**TASK DATA**
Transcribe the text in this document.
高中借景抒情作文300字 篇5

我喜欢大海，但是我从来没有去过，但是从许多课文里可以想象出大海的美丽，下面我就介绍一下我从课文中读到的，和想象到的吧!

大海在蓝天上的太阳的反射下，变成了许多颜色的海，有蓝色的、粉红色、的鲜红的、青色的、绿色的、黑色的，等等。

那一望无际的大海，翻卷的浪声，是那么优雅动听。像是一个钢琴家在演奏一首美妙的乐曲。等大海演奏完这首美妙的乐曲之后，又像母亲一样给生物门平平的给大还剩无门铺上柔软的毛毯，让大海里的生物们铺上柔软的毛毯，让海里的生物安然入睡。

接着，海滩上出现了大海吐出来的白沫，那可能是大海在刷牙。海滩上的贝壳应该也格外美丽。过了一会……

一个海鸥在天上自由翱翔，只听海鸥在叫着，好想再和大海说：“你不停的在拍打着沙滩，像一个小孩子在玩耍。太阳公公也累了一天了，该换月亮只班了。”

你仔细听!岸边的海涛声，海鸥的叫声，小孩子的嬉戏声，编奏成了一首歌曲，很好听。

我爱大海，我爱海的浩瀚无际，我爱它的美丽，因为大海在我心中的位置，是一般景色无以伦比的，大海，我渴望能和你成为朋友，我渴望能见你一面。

**PROBLEM TO WORK ON**
Repeat the whole listing exactly, keeping every line intact.

**RESULT OF THIS TASK**
Transcribe the text in this document.
高中借景抒情作文300字 篇5

我喜欢大海，但是我从来没有去过，但是从许多课文里可以想象出大海的美丽，下面我就介绍一下我从课文中读到的，和想象到的吧!

大海在蓝天上的太阳的反射下，变成了许多颜色的海，有蓝色的、粉红色、的鲜红的、青色的、绿色的、黑色的，等等。

那一望无际的大海，翻卷的浪声，是那么优雅动听。像是一个钢琴家在演奏一首美妙的乐曲。等大海演奏完这首美妙的乐曲之后，又像母亲一样给生物门平平的给大还剩无门铺上柔软的毛毯，让大海里的生物们铺上柔软的毛毯，让海里的生物安然入睡。

接着，海滩上出现了大海吐出来的白沫，那可能是大海在刷牙。海滩上的贝壳应该也格外美丽。过了一会……

一个海鸥在天上自由翱翔，只听海鸥在叫着，好想再和大海说：“你不停的在拍打着沙滩，像一个小孩子在玩耍。太阳公公也累了一天了，该换月亮只班了。”

你仔细听!岸边的海涛声，海鸥的叫声，小孩子的嬉戏声，编奏成了一首歌曲，很好听。

我爱大海，我爱海的浩瀚无际，我爱它的美丽，因为大海在我心中的位置，是一般景色无以伦比的，大海，我渴望能和你成为朋友，我渴望能见你一面。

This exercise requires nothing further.